• _YOUR TASK_
Return the entries verbatim and drop every picture.

[Stored data entries]
■ ■ ■ ■ ■ ■ ■

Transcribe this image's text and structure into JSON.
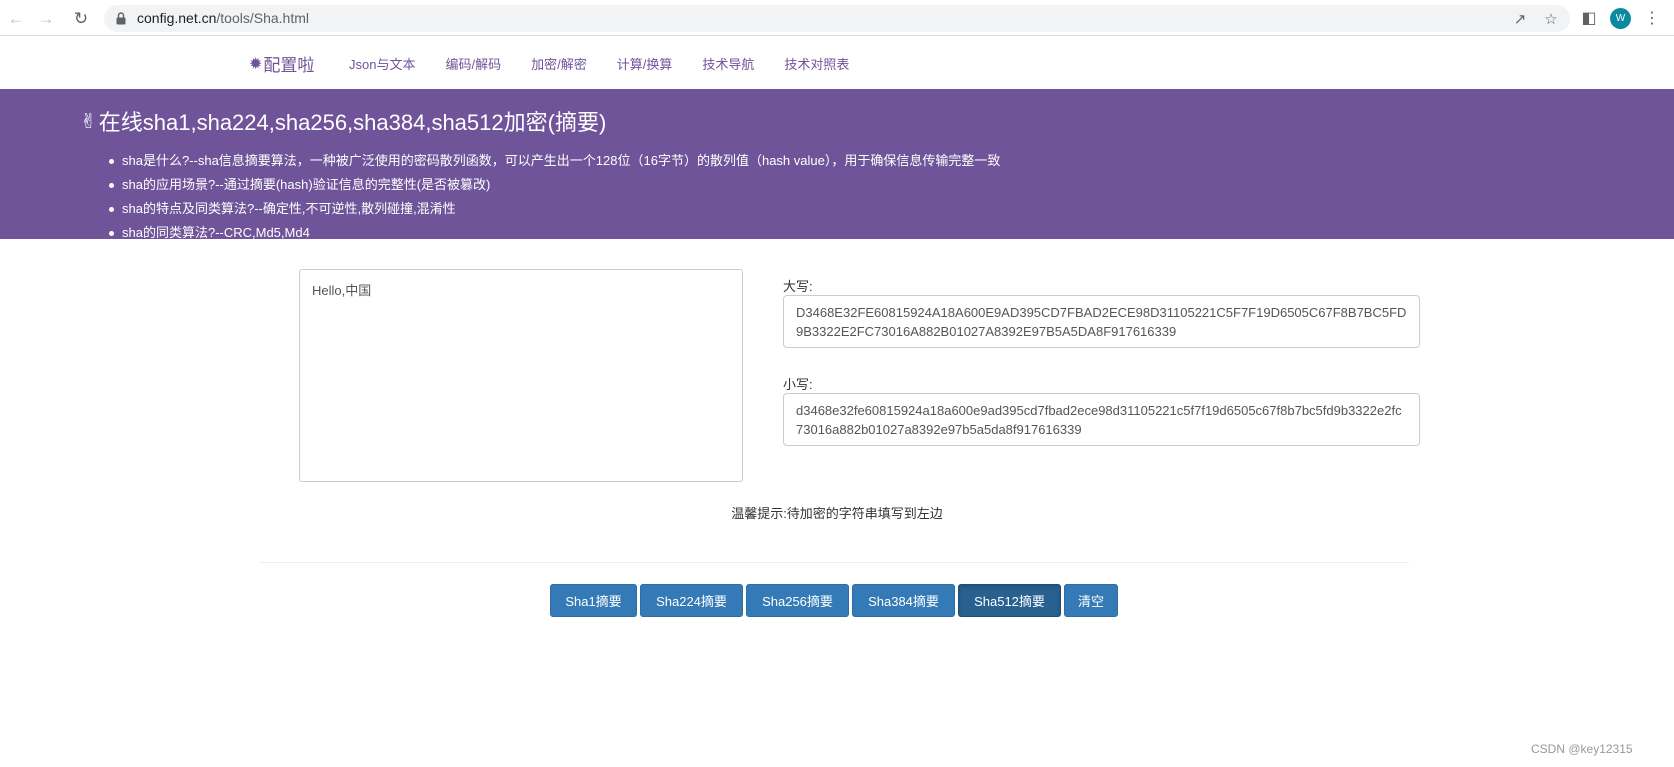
{
  "browser": {
    "url_host": "config.net.cn",
    "url_path": "/tools/Sha.html",
    "profile_initial": "W"
  },
  "site": {
    "brand": "配置啦",
    "nav": [
      "Json与文本",
      "编码/解码",
      "加密/解密",
      "计算/换算",
      "技术导航",
      "技术对照表"
    ]
  },
  "banner": {
    "title": "在线sha1,sha224,sha256,sha384,sha512加密(摘要)",
    "bullets": [
      "sha是什么?--sha信息摘要算法，一种被广泛使用的密码散列函数，可以产生出一个128位（16字节）的散列值（hash value），用于确保信息传输完整一致",
      "sha的应用场景?--通过摘要(hash)验证信息的完整性(是否被篡改)",
      "sha的特点及同类算法?--确定性,不可逆性,散列碰撞,混淆性",
      "sha的同类算法?--CRC,Md5,Md4"
    ]
  },
  "main": {
    "source_text": "Hello,中国",
    "upper_label": "大写:",
    "upper_value": "D3468E32FE60815924A18A600E9AD395CD7FBAD2ECE98D31105221C5F7F19D6505C67F8B7BC5FD9B3322E2FC73016A882B01027A8392E97B5A5DA8F917616339",
    "lower_label": "小写:",
    "lower_value": "d3468e32fe60815924a18a600e9ad395cd7fbad2ece98d31105221c5f7f19d6505c67f8b7bc5fd9b3322e2fc73016a882b01027a8392e97b5a5da8f917616339",
    "hint": "温馨提示:待加密的字符串填写到左边"
  },
  "buttons": {
    "sha1": "Sha1摘要",
    "sha224": "Sha224摘要",
    "sha256": "Sha256摘要",
    "sha384": "Sha384摘要",
    "sha512": "Sha512摘要",
    "clear": "清空"
  },
  "watermark": "CSDN @key12315",
  "colors": {
    "brand_purple": "#6f5499",
    "button_blue": "#337ab7",
    "button_active": "#286090"
  }
}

■ ■ ■ ■ ■ ■ ■

• _COMPLETED EXERCISE_
Transcribe this image's text and structure into JSON.
{
  "browser": {
    "url_host": "config.net.cn",
    "url_path": "/tools/Sha.html",
    "profile_initial": "W"
  },
  "site": {
    "brand": "配置啦",
    "nav": [
      "Json与文本",
      "编码/解码",
      "加密/解密",
      "计算/换算",
      "技术导航",
      "技术对照表"
    ]
  },
  "banner": {
    "title": "在线sha1,sha224,sha256,sha384,sha512加密(摘要)",
    "bullets": [
      "sha是什么?--sha信息摘要算法，一种被广泛使用的密码散列函数，可以产生出一个128位（16字节）的散列值（hash value），用于确保信息传输完整一致",
      "sha的应用场景?--通过摘要(hash)验证信息的完整性(是否被篡改)",
      "sha的特点及同类算法?--确定性,不可逆性,散列碰撞,混淆性",
      "sha的同类算法?--CRC,Md5,Md4"
    ]
  },
  "main": {
    "source_text": "Hello,中国",
    "upper_label": "大写:",
    "upper_value": "D3468E32FE60815924A18A600E9AD395CD7FBAD2ECE98D31105221C5F7F19D6505C67F8B7BC5FD9B3322E2FC73016A882B01027A8392E97B5A5DA8F917616339",
    "lower_label": "小写:",
    "lower_value": "d3468e32fe60815924a18a600e9ad395cd7fbad2ece98d31105221c5f7f19d6505c67f8b7bc5fd9b3322e2fc73016a882b01027a8392e97b5a5da8f917616339",
    "hint": "温馨提示:待加密的字符串填写到左边"
  },
  "buttons": {
    "sha1": "Sha1摘要",
    "sha224": "Sha224摘要",
    "sha256": "Sha256摘要",
    "sha384": "Sha384摘要",
    "sha512": "Sha512摘要",
    "clear": "清空"
  },
  "watermark": "CSDN @key12315",
  "colors": {
    "brand_purple": "#6f5499",
    "button_blue": "#337ab7",
    "button_active": "#286090"
  }
}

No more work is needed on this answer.